> **Cosa fare**:
**A.** Rispondi a queste domande sul testo su Poste e Tim:
(i) In che giorno si apre il periodo di adesione all'opas?
(ii) Quale quota di Tim ha già Poste?
(iii) Che cosa vuole fare Poste dopo essere arrivata al 100% del capitale?
**B.** Per ogni frase, di' se va d'accordo con il testo su Poste e Tim e riporta le parole che lo decidono:
(i) Il periodo di adesione finisce a fine agosto.
(ii) Secondo Asati, l'offerta è già sufficiente dal punto di vista economico.
(iii) La Consob ha dato il via libera al documento di offerta.
**C.** Prosegui il testo su Poste e Tim partendo dopo la sua ultima frase.

> **Brano citato**:
☆ ☆ ☆

Tutto pronto per la partenza della scalata di Poste Italiane a Tim. La Consob ha approvato il documento di offerta del gruppo delle spedizioni che ora potrà avviare la raccolta sul mercato. Il periodo di adesione all’opas si aprirà il 20 luglio e, salvo proroghe, si concluderà l’11 settembre. Poste mette sul piatto 0,218 sue azioni di nuova emissione più un conguaglio in denaro di 1,67 euro per ogni titolo Tim consegnato.
Ai corsi attuali di Borsa e sottratto il 20% di Tim già in mano a Poste, l’offerta valorizza il gruppo delle telecomunicazioni circa 13,4 miliardi di euro. L’obiettivo di Poste è arrivare al 100% del capitale per poi procedere al delisting di Telecom Italia dalla Borsa. Secondo i piccoli azionisti di Tim riuniti nell’associazione Asati, l’operazione è importante dal punto di vista industriale ma «ancora insufficiente sotto il profilo economico». Il cda del gruppo non si è invece ancora espresso sull’offerta di Poste.

☆ ☆ ☆

> **Voci del dataset**:
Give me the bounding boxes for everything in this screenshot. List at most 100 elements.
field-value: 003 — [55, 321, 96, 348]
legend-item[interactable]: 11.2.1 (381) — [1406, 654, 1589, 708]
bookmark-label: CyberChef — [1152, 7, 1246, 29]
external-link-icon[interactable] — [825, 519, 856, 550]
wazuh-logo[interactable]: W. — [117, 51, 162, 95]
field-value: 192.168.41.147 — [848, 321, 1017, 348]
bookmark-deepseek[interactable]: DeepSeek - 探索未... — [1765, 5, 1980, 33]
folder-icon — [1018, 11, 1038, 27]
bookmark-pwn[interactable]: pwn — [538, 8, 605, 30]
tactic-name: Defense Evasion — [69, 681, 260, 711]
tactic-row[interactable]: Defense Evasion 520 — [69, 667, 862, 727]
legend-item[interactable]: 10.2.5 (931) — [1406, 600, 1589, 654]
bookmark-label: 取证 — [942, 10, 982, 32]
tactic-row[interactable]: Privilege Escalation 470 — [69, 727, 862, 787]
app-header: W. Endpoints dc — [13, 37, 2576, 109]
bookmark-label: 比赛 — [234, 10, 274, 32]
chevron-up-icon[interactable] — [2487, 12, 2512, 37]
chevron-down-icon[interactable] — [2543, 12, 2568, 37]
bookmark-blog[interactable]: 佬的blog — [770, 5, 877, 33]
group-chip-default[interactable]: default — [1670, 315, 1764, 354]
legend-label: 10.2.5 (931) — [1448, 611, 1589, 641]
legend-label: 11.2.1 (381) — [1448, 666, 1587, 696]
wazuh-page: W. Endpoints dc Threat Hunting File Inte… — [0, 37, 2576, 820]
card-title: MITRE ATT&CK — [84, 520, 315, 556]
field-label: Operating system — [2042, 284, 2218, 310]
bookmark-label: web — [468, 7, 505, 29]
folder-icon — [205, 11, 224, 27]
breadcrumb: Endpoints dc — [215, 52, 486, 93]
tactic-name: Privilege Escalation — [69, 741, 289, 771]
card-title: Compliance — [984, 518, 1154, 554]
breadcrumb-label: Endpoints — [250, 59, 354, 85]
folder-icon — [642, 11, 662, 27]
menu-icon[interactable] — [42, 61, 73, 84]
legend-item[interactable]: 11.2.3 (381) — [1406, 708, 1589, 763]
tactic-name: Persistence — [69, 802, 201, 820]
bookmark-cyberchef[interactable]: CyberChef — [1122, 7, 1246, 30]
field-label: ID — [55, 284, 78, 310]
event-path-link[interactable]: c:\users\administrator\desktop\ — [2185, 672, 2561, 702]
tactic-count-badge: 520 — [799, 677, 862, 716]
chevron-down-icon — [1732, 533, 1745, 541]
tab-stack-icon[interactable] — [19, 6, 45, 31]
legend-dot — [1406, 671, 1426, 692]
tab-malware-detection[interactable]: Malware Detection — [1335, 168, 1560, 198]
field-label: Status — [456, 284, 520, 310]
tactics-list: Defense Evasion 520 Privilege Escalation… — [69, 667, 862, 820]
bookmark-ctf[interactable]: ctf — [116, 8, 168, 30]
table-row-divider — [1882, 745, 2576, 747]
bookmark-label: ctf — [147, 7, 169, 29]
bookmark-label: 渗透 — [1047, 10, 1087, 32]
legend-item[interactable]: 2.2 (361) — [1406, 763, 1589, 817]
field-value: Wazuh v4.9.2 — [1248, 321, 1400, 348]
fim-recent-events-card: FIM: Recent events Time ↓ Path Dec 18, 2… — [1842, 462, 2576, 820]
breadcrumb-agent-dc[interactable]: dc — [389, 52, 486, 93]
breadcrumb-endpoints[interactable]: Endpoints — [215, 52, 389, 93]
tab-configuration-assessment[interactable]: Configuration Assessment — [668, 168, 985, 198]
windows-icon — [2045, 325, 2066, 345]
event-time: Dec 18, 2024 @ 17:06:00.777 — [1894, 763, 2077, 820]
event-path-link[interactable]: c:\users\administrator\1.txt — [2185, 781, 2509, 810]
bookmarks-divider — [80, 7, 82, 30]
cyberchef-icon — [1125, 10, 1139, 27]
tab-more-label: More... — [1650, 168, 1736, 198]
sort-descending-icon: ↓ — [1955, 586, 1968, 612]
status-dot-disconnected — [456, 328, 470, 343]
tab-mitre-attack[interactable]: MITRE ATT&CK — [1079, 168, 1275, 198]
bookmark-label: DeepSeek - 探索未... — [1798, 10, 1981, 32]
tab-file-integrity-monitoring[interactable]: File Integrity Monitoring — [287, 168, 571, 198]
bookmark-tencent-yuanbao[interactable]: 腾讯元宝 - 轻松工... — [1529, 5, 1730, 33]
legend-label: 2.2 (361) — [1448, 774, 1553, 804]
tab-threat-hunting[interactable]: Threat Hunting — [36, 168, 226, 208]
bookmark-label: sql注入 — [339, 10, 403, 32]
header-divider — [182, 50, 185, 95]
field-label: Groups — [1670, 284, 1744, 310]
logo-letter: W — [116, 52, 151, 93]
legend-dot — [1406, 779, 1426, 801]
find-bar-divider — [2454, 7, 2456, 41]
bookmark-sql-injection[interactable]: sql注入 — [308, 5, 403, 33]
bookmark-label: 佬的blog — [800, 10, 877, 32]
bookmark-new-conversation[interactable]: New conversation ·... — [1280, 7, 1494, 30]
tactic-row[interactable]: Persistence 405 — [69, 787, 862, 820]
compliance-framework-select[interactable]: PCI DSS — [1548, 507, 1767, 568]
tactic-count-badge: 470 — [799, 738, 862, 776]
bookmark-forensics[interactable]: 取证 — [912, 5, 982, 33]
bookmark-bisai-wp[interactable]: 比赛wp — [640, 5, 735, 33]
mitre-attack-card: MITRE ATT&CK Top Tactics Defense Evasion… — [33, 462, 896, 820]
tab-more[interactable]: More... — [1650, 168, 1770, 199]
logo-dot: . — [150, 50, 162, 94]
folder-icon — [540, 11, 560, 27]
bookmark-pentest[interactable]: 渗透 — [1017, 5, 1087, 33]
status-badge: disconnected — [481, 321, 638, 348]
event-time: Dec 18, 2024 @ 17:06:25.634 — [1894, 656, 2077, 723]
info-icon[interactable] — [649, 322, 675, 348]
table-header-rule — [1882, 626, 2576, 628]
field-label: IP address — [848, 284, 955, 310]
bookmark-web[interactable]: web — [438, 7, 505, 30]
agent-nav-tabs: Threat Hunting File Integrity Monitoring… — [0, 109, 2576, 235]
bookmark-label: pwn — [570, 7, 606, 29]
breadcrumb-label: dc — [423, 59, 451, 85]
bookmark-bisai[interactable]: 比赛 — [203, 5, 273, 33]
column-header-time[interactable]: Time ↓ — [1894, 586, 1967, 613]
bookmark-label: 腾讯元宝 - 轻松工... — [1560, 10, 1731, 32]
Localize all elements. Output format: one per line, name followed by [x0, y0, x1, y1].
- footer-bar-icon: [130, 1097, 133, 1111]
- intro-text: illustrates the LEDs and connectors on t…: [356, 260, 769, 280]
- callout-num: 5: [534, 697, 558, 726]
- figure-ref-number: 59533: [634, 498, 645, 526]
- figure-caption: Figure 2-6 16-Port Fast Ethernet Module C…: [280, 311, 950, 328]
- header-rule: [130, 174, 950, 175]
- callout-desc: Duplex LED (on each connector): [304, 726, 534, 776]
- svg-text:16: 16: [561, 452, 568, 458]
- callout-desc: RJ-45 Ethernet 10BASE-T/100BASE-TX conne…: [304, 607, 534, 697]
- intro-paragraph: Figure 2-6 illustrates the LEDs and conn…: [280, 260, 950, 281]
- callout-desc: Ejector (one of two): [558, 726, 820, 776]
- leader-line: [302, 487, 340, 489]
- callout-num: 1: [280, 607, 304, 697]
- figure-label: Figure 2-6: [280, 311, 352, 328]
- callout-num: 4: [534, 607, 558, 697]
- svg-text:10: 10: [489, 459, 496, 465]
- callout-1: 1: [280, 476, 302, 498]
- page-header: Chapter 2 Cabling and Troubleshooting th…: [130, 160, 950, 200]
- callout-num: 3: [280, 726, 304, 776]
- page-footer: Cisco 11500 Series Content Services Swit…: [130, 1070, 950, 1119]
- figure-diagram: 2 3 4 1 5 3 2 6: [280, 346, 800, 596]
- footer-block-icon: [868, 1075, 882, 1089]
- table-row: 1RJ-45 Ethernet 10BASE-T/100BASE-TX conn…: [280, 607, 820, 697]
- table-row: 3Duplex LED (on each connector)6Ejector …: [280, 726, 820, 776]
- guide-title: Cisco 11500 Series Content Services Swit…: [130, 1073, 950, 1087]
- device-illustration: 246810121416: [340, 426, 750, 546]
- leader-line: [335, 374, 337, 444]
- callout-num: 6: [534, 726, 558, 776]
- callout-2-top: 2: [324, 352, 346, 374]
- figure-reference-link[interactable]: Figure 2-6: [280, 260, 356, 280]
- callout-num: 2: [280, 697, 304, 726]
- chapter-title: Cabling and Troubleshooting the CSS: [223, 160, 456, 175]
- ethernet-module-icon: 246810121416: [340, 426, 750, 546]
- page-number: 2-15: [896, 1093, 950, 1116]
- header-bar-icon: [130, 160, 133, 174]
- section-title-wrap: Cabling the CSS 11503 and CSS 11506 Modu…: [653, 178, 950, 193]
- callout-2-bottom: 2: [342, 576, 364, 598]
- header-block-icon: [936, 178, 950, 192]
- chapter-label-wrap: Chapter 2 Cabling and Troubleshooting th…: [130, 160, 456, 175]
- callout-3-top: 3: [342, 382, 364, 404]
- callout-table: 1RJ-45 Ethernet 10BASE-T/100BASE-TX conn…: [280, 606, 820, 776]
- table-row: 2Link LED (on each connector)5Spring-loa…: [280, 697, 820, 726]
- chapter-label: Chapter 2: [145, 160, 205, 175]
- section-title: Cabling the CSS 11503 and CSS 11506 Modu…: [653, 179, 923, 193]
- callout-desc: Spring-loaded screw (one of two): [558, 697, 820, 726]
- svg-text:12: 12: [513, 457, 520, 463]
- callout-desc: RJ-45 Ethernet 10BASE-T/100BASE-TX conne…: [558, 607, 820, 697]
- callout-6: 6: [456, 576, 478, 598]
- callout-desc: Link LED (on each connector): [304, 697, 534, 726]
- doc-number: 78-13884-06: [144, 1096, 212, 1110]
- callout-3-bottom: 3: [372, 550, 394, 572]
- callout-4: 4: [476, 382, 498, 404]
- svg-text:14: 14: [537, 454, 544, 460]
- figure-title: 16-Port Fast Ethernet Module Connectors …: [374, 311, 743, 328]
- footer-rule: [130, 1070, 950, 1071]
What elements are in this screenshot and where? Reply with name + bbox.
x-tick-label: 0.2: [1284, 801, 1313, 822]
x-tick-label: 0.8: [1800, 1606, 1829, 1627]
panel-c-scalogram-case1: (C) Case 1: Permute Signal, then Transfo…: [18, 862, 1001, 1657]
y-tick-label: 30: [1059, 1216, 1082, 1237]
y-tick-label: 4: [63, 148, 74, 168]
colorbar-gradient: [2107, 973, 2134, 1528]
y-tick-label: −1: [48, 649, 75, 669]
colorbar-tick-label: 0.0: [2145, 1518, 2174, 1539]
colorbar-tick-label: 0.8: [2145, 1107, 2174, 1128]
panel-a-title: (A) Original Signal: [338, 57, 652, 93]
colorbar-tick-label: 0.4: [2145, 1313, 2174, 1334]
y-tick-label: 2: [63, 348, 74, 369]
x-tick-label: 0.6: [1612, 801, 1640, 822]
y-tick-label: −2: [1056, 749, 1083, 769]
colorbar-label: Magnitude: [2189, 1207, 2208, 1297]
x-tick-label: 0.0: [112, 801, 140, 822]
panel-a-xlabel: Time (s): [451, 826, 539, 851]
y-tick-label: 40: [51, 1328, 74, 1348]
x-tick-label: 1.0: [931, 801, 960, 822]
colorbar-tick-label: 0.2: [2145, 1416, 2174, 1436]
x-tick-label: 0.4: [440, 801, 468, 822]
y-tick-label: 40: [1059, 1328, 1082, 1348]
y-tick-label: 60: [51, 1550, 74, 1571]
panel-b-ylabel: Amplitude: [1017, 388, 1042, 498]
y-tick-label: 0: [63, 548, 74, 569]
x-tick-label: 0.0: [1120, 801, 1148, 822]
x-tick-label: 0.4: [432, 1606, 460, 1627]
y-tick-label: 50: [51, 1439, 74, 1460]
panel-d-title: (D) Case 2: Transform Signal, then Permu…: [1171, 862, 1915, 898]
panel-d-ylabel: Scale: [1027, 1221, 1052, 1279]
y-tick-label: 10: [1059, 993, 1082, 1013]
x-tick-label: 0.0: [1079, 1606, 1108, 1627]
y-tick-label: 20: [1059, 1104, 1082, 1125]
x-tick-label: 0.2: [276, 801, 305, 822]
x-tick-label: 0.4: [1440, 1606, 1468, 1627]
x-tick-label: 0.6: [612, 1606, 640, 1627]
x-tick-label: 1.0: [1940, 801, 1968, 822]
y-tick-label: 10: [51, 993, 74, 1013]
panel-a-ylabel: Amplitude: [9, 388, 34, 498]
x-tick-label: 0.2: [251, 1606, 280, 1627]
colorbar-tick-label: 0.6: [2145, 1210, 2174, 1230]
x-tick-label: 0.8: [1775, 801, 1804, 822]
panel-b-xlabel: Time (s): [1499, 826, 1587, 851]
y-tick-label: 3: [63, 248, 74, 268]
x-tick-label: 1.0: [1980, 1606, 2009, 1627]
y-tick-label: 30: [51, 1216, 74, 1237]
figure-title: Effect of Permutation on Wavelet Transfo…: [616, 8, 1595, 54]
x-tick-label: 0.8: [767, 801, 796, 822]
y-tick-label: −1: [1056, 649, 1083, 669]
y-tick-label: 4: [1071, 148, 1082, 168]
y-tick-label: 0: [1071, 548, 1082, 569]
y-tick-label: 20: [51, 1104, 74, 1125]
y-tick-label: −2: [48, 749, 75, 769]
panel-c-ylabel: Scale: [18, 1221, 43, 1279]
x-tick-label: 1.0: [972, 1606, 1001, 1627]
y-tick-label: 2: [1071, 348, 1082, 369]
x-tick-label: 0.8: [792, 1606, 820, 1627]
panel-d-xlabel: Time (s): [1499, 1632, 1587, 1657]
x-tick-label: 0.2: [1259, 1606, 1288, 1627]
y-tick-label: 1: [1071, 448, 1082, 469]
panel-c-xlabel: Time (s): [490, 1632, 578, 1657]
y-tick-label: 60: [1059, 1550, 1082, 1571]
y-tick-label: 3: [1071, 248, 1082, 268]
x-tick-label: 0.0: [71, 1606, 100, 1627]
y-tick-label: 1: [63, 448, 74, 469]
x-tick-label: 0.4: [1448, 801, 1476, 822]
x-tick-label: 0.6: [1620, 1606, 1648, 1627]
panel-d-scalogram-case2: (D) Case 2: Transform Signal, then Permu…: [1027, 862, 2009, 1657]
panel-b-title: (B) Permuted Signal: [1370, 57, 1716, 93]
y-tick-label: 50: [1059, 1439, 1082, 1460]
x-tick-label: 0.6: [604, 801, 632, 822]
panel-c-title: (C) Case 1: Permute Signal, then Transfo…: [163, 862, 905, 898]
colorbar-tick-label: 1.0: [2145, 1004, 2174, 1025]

☆ ☆ ☆

> **Risposte**:
**A.**
(i) Il 20 luglio.
(ii) Il 20%.
(iii) Vuole procedere al delisting di Telecom Italia dalla Borsa.

**B.**
(i) No: «si concluderà l’11 settembre».
(ii) No: «ancora insufficiente sotto il profilo economico».
(iii) Sì: «La Consob ha approvato il documento di offerta».

**C.**
Il nuovo gruppo nato dall’unione di Poste e Tim avrà 36 milioni di clienti nel settore finanziario-assicurativo, 30 milioni di abbonati alla connettività, 30 milioni di utenti dell’identità digitale Spid e un milione di clienti nell’energia. All’esito dell’acquisizione, così, il margine di profitto del nuovo gruppo (4,8 miliardi) proverrà per il 64% da finanza e assicurazioni, per il 34% da connettività e tecnologia e soltanto per il 2% da logistica e distribuzione.